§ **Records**
* start *

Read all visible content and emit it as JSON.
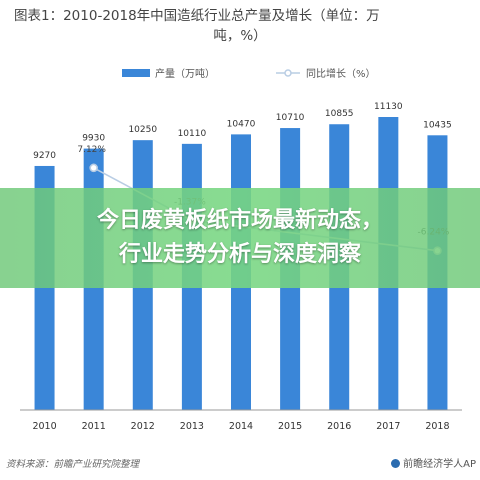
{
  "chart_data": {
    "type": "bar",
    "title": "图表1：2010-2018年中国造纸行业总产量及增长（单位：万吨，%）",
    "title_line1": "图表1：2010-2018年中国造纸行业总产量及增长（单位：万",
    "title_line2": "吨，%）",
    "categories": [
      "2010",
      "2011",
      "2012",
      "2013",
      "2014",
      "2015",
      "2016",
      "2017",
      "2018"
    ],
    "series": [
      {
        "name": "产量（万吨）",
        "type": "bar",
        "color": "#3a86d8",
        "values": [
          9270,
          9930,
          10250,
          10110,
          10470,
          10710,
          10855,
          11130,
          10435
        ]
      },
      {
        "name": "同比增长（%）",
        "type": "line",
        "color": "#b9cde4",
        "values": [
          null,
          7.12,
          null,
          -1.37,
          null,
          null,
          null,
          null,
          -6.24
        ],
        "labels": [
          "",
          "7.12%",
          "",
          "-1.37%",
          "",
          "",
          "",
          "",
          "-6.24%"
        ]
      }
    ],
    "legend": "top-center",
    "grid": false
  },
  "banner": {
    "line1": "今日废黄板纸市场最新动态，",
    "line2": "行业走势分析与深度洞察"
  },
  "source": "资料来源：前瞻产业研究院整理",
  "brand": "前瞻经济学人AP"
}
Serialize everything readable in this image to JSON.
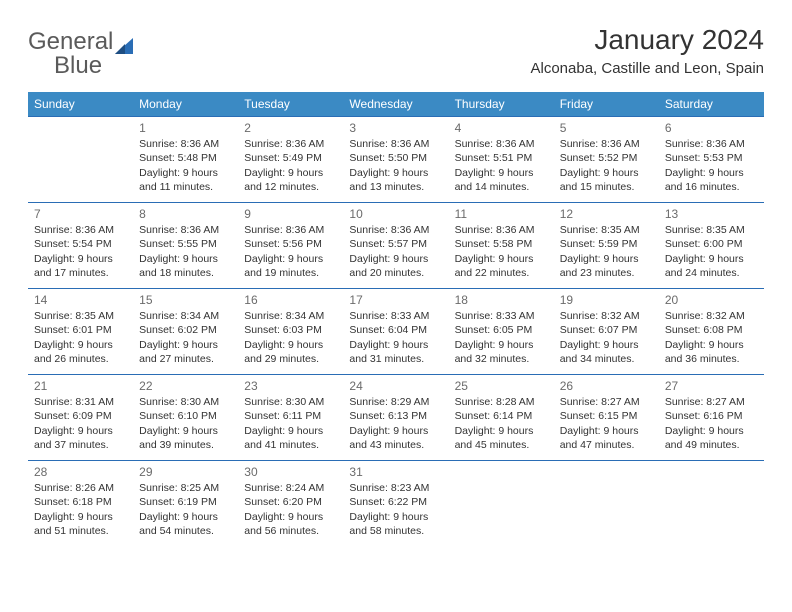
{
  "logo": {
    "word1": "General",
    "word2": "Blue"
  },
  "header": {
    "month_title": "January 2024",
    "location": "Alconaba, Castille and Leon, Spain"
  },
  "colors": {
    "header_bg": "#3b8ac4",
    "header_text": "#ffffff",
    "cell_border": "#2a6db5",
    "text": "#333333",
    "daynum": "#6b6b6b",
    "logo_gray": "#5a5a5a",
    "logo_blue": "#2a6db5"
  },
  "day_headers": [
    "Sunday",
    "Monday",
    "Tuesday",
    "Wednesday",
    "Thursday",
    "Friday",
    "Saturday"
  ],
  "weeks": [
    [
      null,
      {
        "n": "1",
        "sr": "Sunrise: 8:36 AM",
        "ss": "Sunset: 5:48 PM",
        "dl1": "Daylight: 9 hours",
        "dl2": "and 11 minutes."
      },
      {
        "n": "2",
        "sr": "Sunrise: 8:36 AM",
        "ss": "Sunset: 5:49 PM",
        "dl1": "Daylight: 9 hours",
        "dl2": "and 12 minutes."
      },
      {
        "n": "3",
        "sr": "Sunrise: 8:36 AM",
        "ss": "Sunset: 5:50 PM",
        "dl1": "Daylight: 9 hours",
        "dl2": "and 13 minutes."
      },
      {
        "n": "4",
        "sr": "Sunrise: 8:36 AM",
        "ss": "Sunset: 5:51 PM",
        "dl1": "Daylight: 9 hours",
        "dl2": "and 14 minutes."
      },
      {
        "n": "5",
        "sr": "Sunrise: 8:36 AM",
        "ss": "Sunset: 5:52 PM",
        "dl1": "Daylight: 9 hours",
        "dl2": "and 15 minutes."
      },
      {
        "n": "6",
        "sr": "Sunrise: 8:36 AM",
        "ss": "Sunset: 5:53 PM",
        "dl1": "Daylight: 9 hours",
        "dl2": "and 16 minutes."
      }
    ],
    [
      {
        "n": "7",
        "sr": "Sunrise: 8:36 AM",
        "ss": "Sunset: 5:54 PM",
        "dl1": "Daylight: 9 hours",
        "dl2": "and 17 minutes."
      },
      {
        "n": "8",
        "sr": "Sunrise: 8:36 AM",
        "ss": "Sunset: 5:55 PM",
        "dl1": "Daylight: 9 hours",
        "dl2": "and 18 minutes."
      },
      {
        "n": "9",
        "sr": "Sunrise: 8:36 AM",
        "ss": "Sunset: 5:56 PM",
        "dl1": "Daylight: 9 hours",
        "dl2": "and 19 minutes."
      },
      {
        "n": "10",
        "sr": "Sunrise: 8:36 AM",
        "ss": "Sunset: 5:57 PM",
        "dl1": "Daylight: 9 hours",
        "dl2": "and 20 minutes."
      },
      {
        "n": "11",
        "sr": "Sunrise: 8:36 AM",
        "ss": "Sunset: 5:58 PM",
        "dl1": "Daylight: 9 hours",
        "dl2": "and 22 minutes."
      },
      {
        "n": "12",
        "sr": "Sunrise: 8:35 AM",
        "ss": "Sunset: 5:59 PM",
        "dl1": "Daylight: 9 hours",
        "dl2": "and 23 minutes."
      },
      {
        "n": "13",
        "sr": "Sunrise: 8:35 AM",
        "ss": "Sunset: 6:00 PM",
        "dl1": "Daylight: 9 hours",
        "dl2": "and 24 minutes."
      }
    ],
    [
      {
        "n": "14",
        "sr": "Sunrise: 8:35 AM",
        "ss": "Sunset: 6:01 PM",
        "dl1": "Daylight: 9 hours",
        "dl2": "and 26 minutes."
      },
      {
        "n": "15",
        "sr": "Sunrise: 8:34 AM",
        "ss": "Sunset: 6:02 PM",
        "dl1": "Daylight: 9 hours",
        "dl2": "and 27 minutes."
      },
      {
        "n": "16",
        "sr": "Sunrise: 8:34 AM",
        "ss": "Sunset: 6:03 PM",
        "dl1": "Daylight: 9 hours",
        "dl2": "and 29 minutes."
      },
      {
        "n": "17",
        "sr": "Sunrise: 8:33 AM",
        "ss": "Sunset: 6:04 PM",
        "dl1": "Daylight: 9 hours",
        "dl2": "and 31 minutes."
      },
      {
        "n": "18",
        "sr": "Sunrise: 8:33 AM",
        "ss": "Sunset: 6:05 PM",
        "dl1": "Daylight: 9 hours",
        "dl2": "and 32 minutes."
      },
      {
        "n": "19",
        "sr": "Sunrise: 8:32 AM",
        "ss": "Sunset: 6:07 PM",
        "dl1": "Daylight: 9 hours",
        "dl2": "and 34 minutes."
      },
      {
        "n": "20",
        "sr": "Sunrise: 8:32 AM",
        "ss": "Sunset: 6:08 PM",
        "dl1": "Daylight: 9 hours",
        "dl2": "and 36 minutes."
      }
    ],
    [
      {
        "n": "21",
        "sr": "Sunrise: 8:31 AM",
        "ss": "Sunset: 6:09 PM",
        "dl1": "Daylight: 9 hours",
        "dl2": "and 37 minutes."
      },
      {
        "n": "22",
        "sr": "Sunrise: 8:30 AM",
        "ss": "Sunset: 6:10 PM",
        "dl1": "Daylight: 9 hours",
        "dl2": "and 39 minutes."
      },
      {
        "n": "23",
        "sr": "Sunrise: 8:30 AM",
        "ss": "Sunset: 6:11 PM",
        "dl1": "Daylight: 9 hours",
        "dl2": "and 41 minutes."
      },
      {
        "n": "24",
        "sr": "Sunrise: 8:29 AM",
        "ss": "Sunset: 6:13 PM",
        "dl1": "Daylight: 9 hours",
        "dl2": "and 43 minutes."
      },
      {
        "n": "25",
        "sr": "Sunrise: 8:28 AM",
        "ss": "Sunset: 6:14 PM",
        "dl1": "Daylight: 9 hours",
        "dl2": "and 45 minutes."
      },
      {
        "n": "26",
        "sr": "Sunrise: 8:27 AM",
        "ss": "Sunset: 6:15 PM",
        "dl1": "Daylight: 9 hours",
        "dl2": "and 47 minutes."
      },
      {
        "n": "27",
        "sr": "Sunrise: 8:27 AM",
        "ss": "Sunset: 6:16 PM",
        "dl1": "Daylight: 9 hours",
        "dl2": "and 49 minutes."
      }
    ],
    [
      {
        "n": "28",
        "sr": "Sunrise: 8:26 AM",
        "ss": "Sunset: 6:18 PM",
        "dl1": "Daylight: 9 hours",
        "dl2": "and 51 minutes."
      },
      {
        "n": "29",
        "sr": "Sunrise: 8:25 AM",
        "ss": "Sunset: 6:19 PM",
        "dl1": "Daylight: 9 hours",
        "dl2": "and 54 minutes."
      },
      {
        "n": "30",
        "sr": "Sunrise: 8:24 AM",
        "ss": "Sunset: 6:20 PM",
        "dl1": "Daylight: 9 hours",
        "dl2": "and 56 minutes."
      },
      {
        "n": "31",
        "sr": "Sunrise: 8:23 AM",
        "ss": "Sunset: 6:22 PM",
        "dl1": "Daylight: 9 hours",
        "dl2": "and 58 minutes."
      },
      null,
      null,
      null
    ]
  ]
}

* end *
* start *

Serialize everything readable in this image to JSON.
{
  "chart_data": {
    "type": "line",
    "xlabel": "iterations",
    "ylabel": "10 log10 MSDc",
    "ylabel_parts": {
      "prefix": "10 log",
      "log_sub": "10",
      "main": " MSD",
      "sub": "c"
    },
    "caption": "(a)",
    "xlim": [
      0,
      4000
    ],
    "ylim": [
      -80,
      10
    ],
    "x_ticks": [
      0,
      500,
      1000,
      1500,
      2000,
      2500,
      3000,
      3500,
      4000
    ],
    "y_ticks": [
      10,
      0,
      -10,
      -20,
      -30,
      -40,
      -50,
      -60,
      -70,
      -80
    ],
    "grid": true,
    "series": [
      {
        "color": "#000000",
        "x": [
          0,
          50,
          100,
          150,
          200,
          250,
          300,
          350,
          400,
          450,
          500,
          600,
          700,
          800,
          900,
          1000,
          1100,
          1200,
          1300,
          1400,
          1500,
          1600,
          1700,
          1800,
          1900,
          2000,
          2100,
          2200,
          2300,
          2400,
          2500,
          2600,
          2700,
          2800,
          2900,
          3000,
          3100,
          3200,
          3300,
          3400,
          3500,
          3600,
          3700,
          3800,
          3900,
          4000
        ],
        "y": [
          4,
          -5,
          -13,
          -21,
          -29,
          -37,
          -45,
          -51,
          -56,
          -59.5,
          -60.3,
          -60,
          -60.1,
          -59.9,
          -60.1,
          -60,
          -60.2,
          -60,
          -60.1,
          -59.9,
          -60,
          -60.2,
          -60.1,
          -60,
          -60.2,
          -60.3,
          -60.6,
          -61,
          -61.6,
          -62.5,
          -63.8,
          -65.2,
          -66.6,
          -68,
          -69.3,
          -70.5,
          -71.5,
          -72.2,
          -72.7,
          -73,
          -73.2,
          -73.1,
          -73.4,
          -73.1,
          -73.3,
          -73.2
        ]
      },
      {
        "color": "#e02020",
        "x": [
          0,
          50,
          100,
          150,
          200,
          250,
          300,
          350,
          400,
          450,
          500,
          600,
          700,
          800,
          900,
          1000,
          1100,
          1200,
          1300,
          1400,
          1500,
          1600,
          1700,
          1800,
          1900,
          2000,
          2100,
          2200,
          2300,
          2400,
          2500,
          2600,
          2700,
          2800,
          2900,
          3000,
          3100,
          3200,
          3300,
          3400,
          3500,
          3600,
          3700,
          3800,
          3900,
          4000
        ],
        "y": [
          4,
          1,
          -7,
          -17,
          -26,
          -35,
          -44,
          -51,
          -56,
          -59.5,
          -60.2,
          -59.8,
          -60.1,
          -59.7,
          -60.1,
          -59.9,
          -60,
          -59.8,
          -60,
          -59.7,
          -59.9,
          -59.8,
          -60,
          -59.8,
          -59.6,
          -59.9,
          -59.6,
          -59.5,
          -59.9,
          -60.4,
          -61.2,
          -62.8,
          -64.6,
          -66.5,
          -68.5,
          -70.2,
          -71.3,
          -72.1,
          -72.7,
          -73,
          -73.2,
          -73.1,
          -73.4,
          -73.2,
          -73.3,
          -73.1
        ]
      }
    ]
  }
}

* end *
* start *

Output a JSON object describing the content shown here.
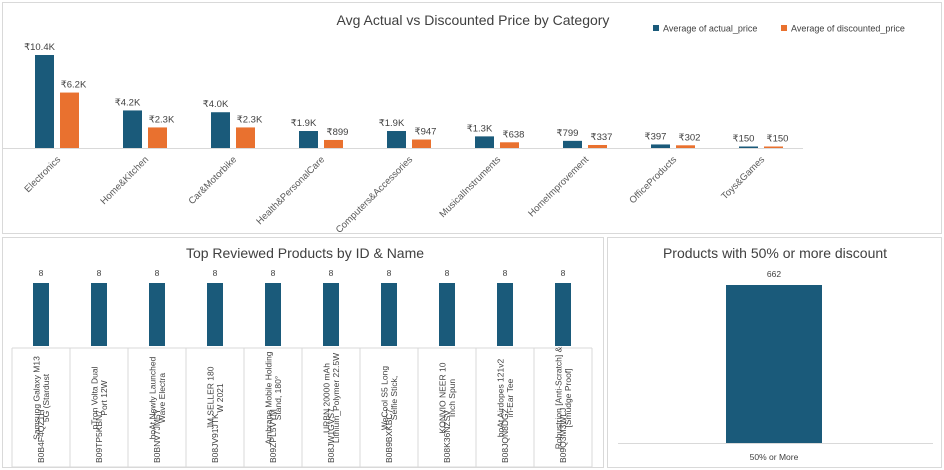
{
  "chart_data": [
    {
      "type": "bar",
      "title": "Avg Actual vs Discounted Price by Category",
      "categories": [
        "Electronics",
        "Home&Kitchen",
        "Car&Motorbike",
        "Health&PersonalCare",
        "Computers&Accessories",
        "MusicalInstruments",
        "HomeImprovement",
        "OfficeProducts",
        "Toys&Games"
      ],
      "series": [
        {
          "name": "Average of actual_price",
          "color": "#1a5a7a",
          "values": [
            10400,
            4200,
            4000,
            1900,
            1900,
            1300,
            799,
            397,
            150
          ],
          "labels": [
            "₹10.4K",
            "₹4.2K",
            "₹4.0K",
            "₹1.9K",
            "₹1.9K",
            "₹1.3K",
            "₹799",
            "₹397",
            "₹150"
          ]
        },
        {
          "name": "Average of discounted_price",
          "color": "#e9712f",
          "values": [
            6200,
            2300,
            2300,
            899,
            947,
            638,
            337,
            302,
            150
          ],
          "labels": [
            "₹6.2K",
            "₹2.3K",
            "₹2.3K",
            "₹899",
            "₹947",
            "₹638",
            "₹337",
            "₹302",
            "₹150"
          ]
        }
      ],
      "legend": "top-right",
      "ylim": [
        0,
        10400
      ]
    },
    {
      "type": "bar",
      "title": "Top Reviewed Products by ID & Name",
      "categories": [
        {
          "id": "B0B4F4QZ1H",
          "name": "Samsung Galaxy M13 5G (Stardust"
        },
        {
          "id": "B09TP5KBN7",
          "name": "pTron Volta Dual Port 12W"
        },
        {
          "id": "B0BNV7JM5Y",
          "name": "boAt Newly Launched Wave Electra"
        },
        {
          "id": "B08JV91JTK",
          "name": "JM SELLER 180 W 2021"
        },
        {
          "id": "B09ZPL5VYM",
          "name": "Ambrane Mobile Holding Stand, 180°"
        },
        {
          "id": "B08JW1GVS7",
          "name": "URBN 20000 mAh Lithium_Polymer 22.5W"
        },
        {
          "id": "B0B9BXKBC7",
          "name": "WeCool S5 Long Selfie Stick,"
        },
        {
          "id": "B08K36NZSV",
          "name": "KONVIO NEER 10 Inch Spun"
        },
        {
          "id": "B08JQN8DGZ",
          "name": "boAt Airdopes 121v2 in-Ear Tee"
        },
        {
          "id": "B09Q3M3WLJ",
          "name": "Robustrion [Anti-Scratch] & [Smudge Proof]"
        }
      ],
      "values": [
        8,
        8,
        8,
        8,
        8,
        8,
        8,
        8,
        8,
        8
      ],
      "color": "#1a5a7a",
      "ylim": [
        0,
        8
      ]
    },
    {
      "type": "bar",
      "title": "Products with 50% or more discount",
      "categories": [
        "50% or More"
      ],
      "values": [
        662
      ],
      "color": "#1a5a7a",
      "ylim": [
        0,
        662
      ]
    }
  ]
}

* end *

Take each line containing the string "Average" and copy it out.

          "name": "Average of actual_price",
          "name": "Average of discounted_price",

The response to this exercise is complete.